──────── Data
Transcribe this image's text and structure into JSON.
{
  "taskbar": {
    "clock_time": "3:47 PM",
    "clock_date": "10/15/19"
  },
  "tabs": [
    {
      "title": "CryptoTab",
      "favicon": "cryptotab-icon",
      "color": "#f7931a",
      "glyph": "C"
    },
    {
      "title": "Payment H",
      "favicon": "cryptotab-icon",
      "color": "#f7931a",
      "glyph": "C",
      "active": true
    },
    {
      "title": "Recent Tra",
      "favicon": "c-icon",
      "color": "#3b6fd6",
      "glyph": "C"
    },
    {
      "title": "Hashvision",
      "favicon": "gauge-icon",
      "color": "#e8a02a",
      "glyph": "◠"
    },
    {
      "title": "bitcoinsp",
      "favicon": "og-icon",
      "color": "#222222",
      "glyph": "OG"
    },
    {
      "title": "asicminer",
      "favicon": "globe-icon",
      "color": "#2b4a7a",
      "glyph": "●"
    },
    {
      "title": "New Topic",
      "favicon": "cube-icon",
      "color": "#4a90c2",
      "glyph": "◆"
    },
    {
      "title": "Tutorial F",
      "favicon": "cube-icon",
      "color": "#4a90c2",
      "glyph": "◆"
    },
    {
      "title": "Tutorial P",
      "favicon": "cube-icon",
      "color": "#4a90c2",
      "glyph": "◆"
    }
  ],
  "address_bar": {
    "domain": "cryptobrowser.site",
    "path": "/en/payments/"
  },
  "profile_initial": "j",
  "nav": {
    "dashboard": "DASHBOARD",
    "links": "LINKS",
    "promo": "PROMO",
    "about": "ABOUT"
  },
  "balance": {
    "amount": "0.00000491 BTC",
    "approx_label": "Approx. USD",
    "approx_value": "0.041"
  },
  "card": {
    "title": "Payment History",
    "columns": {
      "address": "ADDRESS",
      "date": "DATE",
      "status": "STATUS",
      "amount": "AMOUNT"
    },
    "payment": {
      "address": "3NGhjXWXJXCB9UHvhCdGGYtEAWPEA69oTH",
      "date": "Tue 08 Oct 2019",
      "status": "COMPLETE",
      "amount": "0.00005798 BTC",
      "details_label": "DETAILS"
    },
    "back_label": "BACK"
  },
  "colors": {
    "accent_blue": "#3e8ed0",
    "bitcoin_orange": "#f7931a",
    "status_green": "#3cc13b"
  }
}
────────────────
→ Stated problem:
Give back the data above exactly as it appears.

→ Response:
Transcribe this image's text and structure into JSON.
{
  "taskbar": {
    "clock_time": "3:47 PM",
    "clock_date": "10/15/19"
  },
  "tabs": [
    {
      "title": "CryptoTab",
      "favicon": "cryptotab-icon",
      "color": "#f7931a",
      "glyph": "C"
    },
    {
      "title": "Payment H",
      "favicon": "cryptotab-icon",
      "color": "#f7931a",
      "glyph": "C",
      "active": true
    },
    {
      "title": "Recent Tra",
      "favicon": "c-icon",
      "color": "#3b6fd6",
      "glyph": "C"
    },
    {
      "title": "Hashvision",
      "favicon": "gauge-icon",
      "color": "#e8a02a",
      "glyph": "◠"
    },
    {
      "title": "bitcoinsp",
      "favicon": "og-icon",
      "color": "#222222",
      "glyph": "OG"
    },
    {
      "title": "asicminer",
      "favicon": "globe-icon",
      "color": "#2b4a7a",
      "glyph": "●"
    },
    {
      "title": "New Topic",
      "favicon": "cube-icon",
      "color": "#4a90c2",
      "glyph": "◆"
    },
    {
      "title": "Tutorial F",
      "favicon": "cube-icon",
      "color": "#4a90c2",
      "glyph": "◆"
    },
    {
      "title": "Tutorial P",
      "favicon": "cube-icon",
      "color": "#4a90c2",
      "glyph": "◆"
    }
  ],
  "address_bar": {
    "domain": "cryptobrowser.site",
    "path": "/en/payments/"
  },
  "profile_initial": "j",
  "nav": {
    "dashboard": "DASHBOARD",
    "links": "LINKS",
    "promo": "PROMO",
    "about": "ABOUT"
  },
  "balance": {
    "amount": "0.00000491 BTC",
    "approx_label": "Approx. USD",
    "approx_value": "0.041"
  },
  "card": {
    "title": "Payment History",
    "columns": {
      "address": "ADDRESS",
      "date": "DATE",
      "status": "STATUS",
      "amount": "AMOUNT"
    },
    "payment": {
      "address": "3NGhjXWXJXCB9UHvhCdGGYtEAWPEA69oTH",
      "date": "Tue 08 Oct 2019",
      "status": "COMPLETE",
      "amount": "0.00005798 BTC",
      "details_label": "DETAILS"
    },
    "back_label": "BACK"
  },
  "colors": {
    "accent_blue": "#3e8ed0",
    "bitcoin_orange": "#f7931a",
    "status_green": "#3cc13b"
  }
}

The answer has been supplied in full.